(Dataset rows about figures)
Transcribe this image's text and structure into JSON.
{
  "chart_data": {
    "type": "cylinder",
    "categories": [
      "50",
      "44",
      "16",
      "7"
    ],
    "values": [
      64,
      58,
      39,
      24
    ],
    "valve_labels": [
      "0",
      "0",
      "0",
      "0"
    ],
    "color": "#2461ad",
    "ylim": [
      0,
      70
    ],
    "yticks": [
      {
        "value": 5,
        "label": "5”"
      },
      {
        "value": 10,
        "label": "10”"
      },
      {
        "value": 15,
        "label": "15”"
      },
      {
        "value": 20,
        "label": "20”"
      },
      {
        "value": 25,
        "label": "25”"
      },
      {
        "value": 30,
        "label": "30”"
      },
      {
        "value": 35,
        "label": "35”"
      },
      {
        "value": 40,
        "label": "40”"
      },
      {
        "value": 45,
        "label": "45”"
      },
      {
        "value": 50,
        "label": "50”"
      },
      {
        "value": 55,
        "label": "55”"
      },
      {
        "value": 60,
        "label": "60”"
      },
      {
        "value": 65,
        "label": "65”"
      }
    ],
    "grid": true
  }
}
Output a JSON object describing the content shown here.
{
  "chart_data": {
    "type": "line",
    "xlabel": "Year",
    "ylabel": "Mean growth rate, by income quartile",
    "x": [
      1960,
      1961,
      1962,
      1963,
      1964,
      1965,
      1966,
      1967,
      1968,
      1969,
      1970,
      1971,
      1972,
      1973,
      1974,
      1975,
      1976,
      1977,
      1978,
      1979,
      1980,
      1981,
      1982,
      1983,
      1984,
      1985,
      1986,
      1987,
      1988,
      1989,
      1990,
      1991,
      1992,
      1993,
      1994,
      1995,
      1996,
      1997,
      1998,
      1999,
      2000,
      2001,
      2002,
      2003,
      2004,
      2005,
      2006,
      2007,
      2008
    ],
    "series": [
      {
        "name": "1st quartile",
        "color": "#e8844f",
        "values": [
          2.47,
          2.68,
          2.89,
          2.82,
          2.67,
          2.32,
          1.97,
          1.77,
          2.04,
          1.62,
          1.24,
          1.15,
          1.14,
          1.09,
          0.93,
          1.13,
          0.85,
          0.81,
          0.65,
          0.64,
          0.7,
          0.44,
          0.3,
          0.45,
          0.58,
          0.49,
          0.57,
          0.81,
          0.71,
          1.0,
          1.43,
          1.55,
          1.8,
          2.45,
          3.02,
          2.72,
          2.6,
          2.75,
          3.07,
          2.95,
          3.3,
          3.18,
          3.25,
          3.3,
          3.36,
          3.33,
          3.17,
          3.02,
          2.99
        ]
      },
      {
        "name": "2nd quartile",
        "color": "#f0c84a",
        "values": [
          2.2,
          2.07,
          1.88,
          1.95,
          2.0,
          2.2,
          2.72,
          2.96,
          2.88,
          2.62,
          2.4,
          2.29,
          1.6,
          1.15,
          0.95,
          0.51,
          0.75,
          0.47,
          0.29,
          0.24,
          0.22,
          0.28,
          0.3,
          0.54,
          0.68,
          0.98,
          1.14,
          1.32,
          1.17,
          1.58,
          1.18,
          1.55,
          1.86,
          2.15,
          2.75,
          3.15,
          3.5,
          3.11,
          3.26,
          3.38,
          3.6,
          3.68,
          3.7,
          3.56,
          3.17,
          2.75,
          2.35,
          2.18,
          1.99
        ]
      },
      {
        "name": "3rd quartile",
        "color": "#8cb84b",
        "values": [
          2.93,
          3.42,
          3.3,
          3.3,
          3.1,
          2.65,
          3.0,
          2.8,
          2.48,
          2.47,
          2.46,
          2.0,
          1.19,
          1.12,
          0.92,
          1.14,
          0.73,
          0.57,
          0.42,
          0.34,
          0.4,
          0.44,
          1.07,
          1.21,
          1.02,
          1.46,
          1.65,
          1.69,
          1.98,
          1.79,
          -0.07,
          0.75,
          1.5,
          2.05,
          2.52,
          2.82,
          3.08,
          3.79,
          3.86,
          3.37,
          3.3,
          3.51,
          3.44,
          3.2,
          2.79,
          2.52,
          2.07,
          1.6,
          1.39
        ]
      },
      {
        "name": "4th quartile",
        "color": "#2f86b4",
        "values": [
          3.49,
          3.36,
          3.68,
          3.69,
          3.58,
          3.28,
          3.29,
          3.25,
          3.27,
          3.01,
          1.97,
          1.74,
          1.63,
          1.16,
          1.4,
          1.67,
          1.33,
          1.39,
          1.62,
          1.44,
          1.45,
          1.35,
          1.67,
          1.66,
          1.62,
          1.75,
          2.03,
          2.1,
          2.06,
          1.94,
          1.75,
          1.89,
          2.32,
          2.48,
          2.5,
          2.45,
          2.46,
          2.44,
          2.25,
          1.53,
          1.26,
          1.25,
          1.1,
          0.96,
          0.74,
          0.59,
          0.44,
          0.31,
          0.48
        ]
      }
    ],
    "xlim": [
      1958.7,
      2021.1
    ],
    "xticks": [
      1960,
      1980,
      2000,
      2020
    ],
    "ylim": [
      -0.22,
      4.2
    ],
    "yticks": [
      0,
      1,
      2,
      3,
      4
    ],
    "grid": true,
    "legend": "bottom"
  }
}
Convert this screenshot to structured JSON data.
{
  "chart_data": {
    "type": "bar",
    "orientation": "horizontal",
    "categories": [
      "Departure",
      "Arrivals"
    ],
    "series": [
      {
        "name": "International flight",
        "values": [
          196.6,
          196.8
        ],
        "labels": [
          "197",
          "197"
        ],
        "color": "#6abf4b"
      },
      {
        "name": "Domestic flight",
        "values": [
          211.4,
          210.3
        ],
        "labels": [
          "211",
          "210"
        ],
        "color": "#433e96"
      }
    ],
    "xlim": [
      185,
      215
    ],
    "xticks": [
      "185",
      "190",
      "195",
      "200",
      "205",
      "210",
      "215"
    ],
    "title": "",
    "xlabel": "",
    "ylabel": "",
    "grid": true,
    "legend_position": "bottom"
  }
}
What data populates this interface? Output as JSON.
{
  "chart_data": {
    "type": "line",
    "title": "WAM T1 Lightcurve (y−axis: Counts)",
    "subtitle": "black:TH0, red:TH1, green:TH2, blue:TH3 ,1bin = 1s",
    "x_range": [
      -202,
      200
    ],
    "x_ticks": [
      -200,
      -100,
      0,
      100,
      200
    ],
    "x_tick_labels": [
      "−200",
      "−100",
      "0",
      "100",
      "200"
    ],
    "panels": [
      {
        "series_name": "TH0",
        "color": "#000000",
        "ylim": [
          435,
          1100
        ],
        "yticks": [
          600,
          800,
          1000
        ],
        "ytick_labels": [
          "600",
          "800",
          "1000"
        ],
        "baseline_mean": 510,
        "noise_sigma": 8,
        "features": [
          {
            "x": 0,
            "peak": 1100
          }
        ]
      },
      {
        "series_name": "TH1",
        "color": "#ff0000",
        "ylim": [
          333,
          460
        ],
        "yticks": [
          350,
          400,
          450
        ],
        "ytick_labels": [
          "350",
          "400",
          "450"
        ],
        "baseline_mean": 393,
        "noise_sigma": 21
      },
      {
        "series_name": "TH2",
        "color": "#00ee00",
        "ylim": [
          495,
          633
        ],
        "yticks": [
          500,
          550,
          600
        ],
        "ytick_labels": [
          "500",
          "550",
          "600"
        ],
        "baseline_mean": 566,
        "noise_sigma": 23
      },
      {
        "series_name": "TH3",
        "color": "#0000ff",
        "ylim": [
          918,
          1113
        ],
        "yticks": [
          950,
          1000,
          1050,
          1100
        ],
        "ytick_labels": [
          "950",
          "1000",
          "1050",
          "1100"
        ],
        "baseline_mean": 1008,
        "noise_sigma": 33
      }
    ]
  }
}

### What is needed
Take the entries above and copy them out exactly.

### Output
Transcribe this image's text and structure into JSON.
{
  "chart_data": {
    "type": "cylinder",
    "categories": [
      "50",
      "44",
      "16",
      "7"
    ],
    "values": [
      64,
      58,
      39,
      24
    ],
    "valve_labels": [
      "0",
      "0",
      "0",
      "0"
    ],
    "color": "#2461ad",
    "ylim": [
      0,
      70
    ],
    "yticks": [
      {
        "value": 5,
        "label": "5”"
      },
      {
        "value": 10,
        "label": "10”"
      },
      {
        "value": 15,
        "label": "15”"
      },
      {
        "value": 20,
        "label": "20”"
      },
      {
        "value": 25,
        "label": "25”"
      },
      {
        "value": 30,
        "label": "30”"
      },
      {
        "value": 35,
        "label": "35”"
      },
      {
        "value": 40,
        "label": "40”"
      },
      {
        "value": 45,
        "label": "45”"
      },
      {
        "value": 50,
        "label": "50”"
      },
      {
        "value": 55,
        "label": "55”"
      },
      {
        "value": 60,
        "label": "60”"
      },
      {
        "value": 65,
        "label": "65”"
      }
    ],
    "grid": true
  }
}
Output a JSON object describing the content shown here.
{
  "chart_data": {
    "type": "line",
    "xlabel": "Year",
    "ylabel": "Mean growth rate, by income quartile",
    "x": [
      1960,
      1961,
      1962,
      1963,
      1964,
      1965,
      1966,
      1967,
      1968,
      1969,
      1970,
      1971,
      1972,
      1973,
      1974,
      1975,
      1976,
      1977,
      1978,
      1979,
      1980,
      1981,
      1982,
      1983,
      1984,
      1985,
      1986,
      1987,
      1988,
      1989,
      1990,
      1991,
      1992,
      1993,
      1994,
      1995,
      1996,
      1997,
      1998,
      1999,
      2000,
      2001,
      2002,
      2003,
      2004,
      2005,
      2006,
      2007,
      2008
    ],
    "series": [
      {
        "name": "1st quartile",
        "color": "#e8844f",
        "values": [
          2.47,
          2.68,
          2.89,
          2.82,
          2.67,
          2.32,
          1.97,
          1.77,
          2.04,
          1.62,
          1.24,
          1.15,
          1.14,
          1.09,
          0.93,
          1.13,
          0.85,
          0.81,
          0.65,
          0.64,
          0.7,
          0.44,
          0.3,
          0.45,
          0.58,
          0.49,
          0.57,
          0.81,
          0.71,
          1.0,
          1.43,
          1.55,
          1.8,
          2.45,
          3.02,
          2.72,
          2.6,
          2.75,
          3.07,
          2.95,
          3.3,
          3.18,
          3.25,
          3.3,
          3.36,
          3.33,
          3.17,
          3.02,
          2.99
        ]
      },
      {
        "name": "2nd quartile",
        "color": "#f0c84a",
        "values": [
          2.2,
          2.07,
          1.88,
          1.95,
          2.0,
          2.2,
          2.72,
          2.96,
          2.88,
          2.62,
          2.4,
          2.29,
          1.6,
          1.15,
          0.95,
          0.51,
          0.75,
          0.47,
          0.29,
          0.24,
          0.22,
          0.28,
          0.3,
          0.54,
          0.68,
          0.98,
          1.14,
          1.32,
          1.17,
          1.58,
          1.18,
          1.55,
          1.86,
          2.15,
          2.75,
          3.15,
          3.5,
          3.11,
          3.26,
          3.38,
          3.6,
          3.68,
          3.7,
          3.56,
          3.17,
          2.75,
          2.35,
          2.18,
          1.99
        ]
      },
      {
        "name": "3rd quartile",
        "color": "#8cb84b",
        "values": [
          2.93,
          3.42,
          3.3,
          3.3,
          3.1,
          2.65,
          3.0,
          2.8,
          2.48,
          2.47,
          2.46,
          2.0,
          1.19,
          1.12,
          0.92,
          1.14,
          0.73,
          0.57,
          0.42,
          0.34,
          0.4,
          0.44,
          1.07,
          1.21,
          1.02,
          1.46,
          1.65,
          1.69,
          1.98,
          1.79,
          -0.07,
          0.75,
          1.5,
          2.05,
          2.52,
          2.82,
          3.08,
          3.79,
          3.86,
          3.37,
          3.3,
          3.51,
          3.44,
          3.2,
          2.79,
          2.52,
          2.07,
          1.6,
          1.39
        ]
      },
      {
        "name": "4th quartile",
        "color": "#2f86b4",
        "values": [
          3.49,
          3.36,
          3.68,
          3.69,
          3.58,
          3.28,
          3.29,
          3.25,
          3.27,
          3.01,
          1.97,
          1.74,
          1.63,
          1.16,
          1.4,
          1.67,
          1.33,
          1.39,
          1.62,
          1.44,
          1.45,
          1.35,
          1.67,
          1.66,
          1.62,
          1.75,
          2.03,
          2.1,
          2.06,
          1.94,
          1.75,
          1.89,
          2.32,
          2.48,
          2.5,
          2.45,
          2.46,
          2.44,
          2.25,
          1.53,
          1.26,
          1.25,
          1.1,
          0.96,
          0.74,
          0.59,
          0.44,
          0.31,
          0.48
        ]
      }
    ],
    "xlim": [
      1958.7,
      2021.1
    ],
    "xticks": [
      1960,
      1980,
      2000,
      2020
    ],
    "ylim": [
      -0.22,
      4.2
    ],
    "yticks": [
      0,
      1,
      2,
      3,
      4
    ],
    "grid": true,
    "legend": "bottom"
  }
}
Convert this screenshot to structured JSON data.
{
  "chart_data": {
    "type": "bar",
    "orientation": "horizontal",
    "categories": [
      "Departure",
      "Arrivals"
    ],
    "series": [
      {
        "name": "International flight",
        "values": [
          196.6,
          196.8
        ],
        "labels": [
          "197",
          "197"
        ],
        "color": "#6abf4b"
      },
      {
        "name": "Domestic flight",
        "values": [
          211.4,
          210.3
        ],
        "labels": [
          "211",
          "210"
        ],
        "color": "#433e96"
      }
    ],
    "xlim": [
      185,
      215
    ],
    "xticks": [
      "185",
      "190",
      "195",
      "200",
      "205",
      "210",
      "215"
    ],
    "title": "",
    "xlabel": "",
    "ylabel": "",
    "grid": true,
    "legend_position": "bottom"
  }
}
What data populates this interface? Output as JSON.
{
  "chart_data": {
    "type": "line",
    "title": "WAM T1 Lightcurve (y−axis: Counts)",
    "subtitle": "black:TH0, red:TH1, green:TH2, blue:TH3 ,1bin = 1s",
    "x_range": [
      -202,
      200
    ],
    "x_ticks": [
      -200,
      -100,
      0,
      100,
      200
    ],
    "x_tick_labels": [
      "−200",
      "−100",
      "0",
      "100",
      "200"
    ],
    "panels": [
      {
        "series_name": "TH0",
        "color": "#000000",
        "ylim": [
          435,
          1100
        ],
        "yticks": [
          600,
          800,
          1000
        ],
        "ytick_labels": [
          "600",
          "800",
          "1000"
        ],
        "baseline_mean": 510,
        "noise_sigma": 8,
        "features": [
          {
            "x": 0,
            "peak": 1100
          }
        ]
      },
      {
        "series_name": "TH1",
        "color": "#ff0000",
        "ylim": [
          333,
          460
        ],
        "yticks": [
          350,
          400,
          450
        ],
        "ytick_labels": [
          "350",
          "400",
          "450"
        ],
        "baseline_mean": 393,
        "noise_sigma": 21
      },
      {
        "series_name": "TH2",
        "color": "#00ee00",
        "ylim": [
          495,
          633
        ],
        "yticks": [
          500,
          550,
          600
        ],
        "ytick_labels": [
          "500",
          "550",
          "600"
        ],
        "baseline_mean": 566,
        "noise_sigma": 23
      },
      {
        "series_name": "TH3",
        "color": "#0000ff",
        "ylim": [
          918,
          1113
        ],
        "yticks": [
          950,
          1000,
          1050,
          1100
        ],
        "ytick_labels": [
          "950",
          "1000",
          "1050",
          "1100"
        ],
        "baseline_mean": 1008,
        "noise_sigma": 33
      }
    ]
  }
}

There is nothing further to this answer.